Without the images, print all the entries below exactly as given.

Dataset excerpt —

= = = = =

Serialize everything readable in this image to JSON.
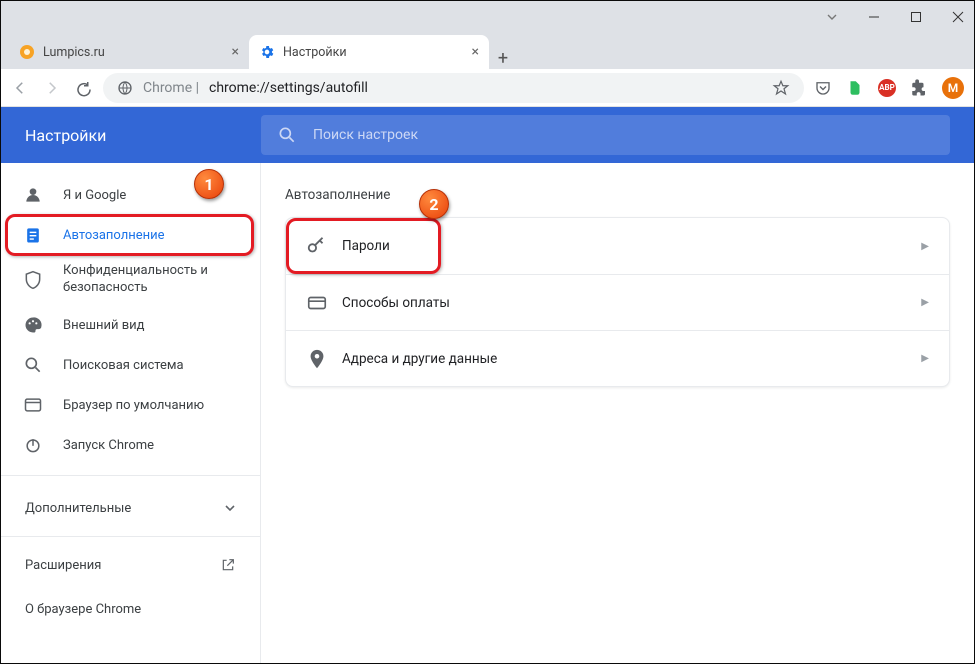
{
  "window": {
    "tabs": [
      {
        "title": "Lumpics.ru",
        "active": false
      },
      {
        "title": "Настройки",
        "active": true
      }
    ]
  },
  "address": {
    "scheme_host": "Chrome |",
    "path": "chrome://settings/autofill"
  },
  "avatar_letter": "M",
  "header": {
    "title": "Настройки",
    "search_placeholder": "Поиск настроек"
  },
  "sidebar": {
    "items": [
      {
        "label": "Я и Google"
      },
      {
        "label": "Автозаполнение"
      },
      {
        "label": "Конфиденциальность и безопасность"
      },
      {
        "label": "Внешний вид"
      },
      {
        "label": "Поисковая система"
      },
      {
        "label": "Браузер по умолчанию"
      },
      {
        "label": "Запуск Chrome"
      }
    ],
    "advanced": "Дополнительные",
    "links": {
      "extensions": "Расширения",
      "about": "О браузере Chrome"
    }
  },
  "main": {
    "section_title": "Автозаполнение",
    "rows": [
      {
        "label": "Пароли"
      },
      {
        "label": "Способы оплаты"
      },
      {
        "label": "Адреса и другие данные"
      }
    ]
  },
  "annotations": {
    "b1": "1",
    "b2": "2"
  }
}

= = = = =

Completed exercise —
Serialize everything readable in this image to JSON.
{
  "window": {
    "tabs": [
      {
        "title": "Lumpics.ru",
        "active": false
      },
      {
        "title": "Настройки",
        "active": true
      }
    ]
  },
  "address": {
    "scheme_host": "Chrome |",
    "path": "chrome://settings/autofill"
  },
  "avatar_letter": "M",
  "header": {
    "title": "Настройки",
    "search_placeholder": "Поиск настроек"
  },
  "sidebar": {
    "items": [
      {
        "label": "Я и Google"
      },
      {
        "label": "Автозаполнение"
      },
      {
        "label": "Конфиденциальность и безопасность"
      },
      {
        "label": "Внешний вид"
      },
      {
        "label": "Поисковая система"
      },
      {
        "label": "Браузер по умолчанию"
      },
      {
        "label": "Запуск Chrome"
      }
    ],
    "advanced": "Дополнительные",
    "links": {
      "extensions": "Расширения",
      "about": "О браузере Chrome"
    }
  },
  "main": {
    "section_title": "Автозаполнение",
    "rows": [
      {
        "label": "Пароли"
      },
      {
        "label": "Способы оплаты"
      },
      {
        "label": "Адреса и другие данные"
      }
    ]
  },
  "annotations": {
    "b1": "1",
    "b2": "2"
  }
}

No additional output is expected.